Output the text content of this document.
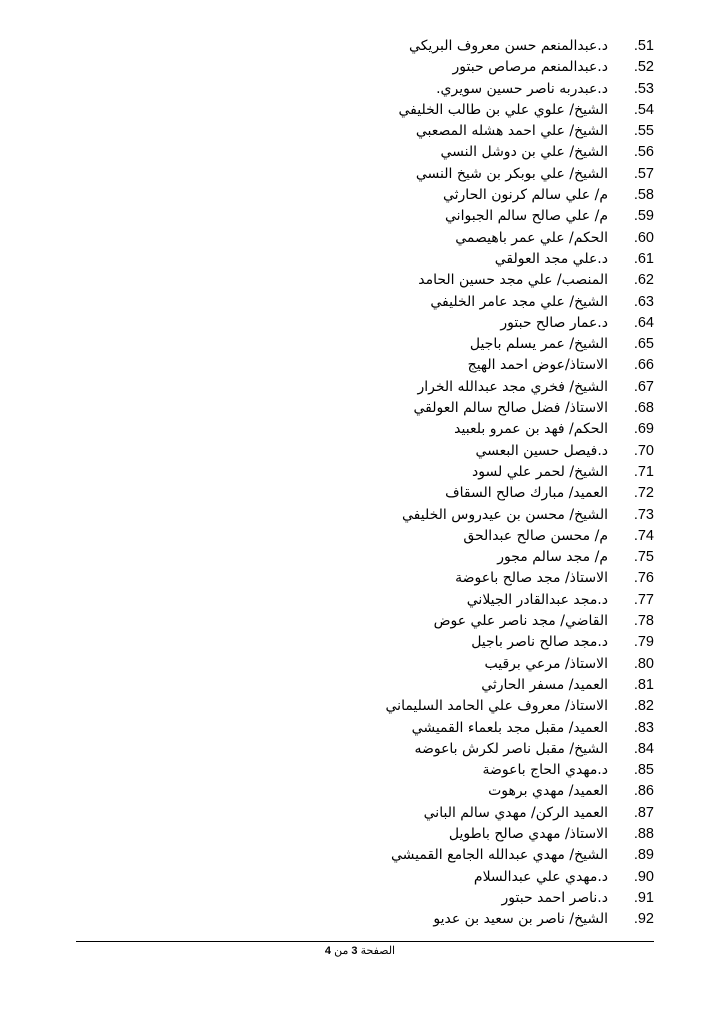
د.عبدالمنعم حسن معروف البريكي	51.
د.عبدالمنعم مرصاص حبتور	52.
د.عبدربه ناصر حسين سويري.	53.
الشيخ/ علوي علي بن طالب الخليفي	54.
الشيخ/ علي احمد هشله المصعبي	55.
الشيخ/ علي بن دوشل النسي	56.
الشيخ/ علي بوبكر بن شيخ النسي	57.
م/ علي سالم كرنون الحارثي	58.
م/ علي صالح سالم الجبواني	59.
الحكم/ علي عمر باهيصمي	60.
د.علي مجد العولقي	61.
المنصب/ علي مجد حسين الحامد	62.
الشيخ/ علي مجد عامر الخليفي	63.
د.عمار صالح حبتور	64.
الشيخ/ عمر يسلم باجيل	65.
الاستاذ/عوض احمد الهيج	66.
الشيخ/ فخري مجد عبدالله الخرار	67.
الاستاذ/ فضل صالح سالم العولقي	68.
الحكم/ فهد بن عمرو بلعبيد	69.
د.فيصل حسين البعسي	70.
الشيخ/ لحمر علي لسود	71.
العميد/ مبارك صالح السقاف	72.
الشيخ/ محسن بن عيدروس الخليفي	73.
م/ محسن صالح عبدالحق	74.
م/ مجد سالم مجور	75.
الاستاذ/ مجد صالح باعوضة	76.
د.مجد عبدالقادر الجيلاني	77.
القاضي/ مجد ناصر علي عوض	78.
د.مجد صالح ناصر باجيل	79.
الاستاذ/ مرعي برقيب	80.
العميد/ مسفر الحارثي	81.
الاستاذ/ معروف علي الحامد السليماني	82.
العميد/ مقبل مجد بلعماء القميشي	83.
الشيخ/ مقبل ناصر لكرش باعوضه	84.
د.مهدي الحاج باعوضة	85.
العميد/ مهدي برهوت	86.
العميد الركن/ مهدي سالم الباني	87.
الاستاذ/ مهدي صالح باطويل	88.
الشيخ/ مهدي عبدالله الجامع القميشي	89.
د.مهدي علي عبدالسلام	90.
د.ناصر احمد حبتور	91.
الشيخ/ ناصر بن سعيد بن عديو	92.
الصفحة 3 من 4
━━━━
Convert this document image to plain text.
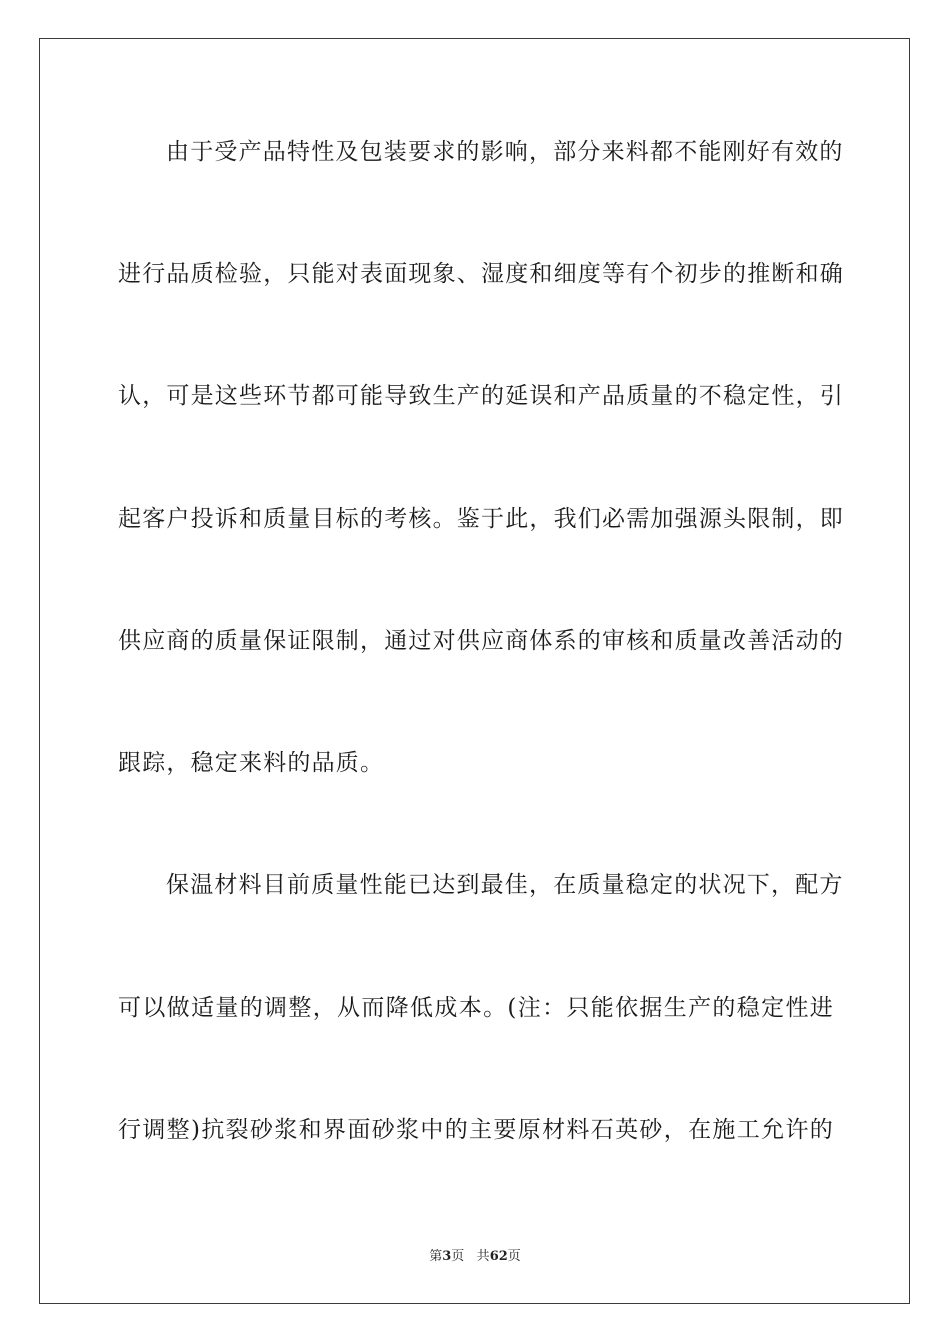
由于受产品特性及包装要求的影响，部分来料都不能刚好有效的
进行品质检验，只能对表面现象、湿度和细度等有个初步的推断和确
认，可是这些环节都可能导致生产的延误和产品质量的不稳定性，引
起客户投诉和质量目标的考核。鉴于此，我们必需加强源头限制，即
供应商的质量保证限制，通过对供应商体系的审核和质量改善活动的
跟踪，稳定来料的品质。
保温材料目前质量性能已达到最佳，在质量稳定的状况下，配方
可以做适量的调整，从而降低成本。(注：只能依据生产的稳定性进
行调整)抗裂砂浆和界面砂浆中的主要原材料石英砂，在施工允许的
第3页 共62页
━━━━
## TASK REQUIREMENTS
Tally the lines in these entries that have the string "الاستاذ" in them, then answer with the count and nothing else.

## TASK OUTPUT
6